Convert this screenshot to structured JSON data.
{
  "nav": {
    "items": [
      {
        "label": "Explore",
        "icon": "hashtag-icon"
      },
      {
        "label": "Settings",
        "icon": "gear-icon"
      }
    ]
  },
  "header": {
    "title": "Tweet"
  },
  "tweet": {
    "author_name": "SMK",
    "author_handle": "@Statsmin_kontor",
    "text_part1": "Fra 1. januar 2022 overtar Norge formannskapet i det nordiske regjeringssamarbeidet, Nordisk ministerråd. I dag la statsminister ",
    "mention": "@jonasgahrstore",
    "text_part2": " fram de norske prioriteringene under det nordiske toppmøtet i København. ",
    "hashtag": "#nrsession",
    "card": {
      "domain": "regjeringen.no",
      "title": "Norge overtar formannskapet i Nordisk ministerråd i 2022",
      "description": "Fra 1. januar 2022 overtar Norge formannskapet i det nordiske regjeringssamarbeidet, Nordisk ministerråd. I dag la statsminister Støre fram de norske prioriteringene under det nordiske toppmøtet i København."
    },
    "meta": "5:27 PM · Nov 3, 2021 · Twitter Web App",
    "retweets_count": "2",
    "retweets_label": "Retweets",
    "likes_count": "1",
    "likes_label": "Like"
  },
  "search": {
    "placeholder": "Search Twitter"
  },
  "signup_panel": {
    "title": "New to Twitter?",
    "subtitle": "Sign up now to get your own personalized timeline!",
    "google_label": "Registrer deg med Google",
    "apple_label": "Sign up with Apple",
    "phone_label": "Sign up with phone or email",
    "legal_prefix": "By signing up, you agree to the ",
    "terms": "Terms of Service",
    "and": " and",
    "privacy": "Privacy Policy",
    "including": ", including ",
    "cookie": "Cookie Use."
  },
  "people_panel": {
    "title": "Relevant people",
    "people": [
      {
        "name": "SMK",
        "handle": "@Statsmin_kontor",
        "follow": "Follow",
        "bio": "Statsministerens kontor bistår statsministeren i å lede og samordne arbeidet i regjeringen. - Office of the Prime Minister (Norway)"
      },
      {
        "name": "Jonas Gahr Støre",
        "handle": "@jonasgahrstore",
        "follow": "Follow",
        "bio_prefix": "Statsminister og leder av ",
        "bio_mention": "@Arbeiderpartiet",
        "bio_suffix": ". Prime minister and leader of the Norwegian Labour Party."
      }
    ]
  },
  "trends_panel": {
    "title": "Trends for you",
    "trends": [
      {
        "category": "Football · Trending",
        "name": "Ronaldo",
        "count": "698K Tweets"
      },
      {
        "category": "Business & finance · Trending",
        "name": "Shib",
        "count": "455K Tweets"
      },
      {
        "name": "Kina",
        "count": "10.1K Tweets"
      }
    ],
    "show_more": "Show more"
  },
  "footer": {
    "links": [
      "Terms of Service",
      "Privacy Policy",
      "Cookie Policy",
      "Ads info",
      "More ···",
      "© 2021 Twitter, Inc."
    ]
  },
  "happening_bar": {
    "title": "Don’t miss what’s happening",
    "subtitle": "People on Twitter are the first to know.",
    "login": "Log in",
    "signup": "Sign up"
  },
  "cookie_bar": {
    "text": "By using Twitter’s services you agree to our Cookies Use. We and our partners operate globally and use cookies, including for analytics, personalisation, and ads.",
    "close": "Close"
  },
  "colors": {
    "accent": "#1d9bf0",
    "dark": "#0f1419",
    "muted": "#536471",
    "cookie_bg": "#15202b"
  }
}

### Do this
Copy out each line of the material that holds the word "including".

### Result of the task
    "including": ", including ",
    "text": "By using Twitter’s services you agree to our Cookies Use. We and our partners operate globally and use cookies, including for analytics, personalisation, and ads.",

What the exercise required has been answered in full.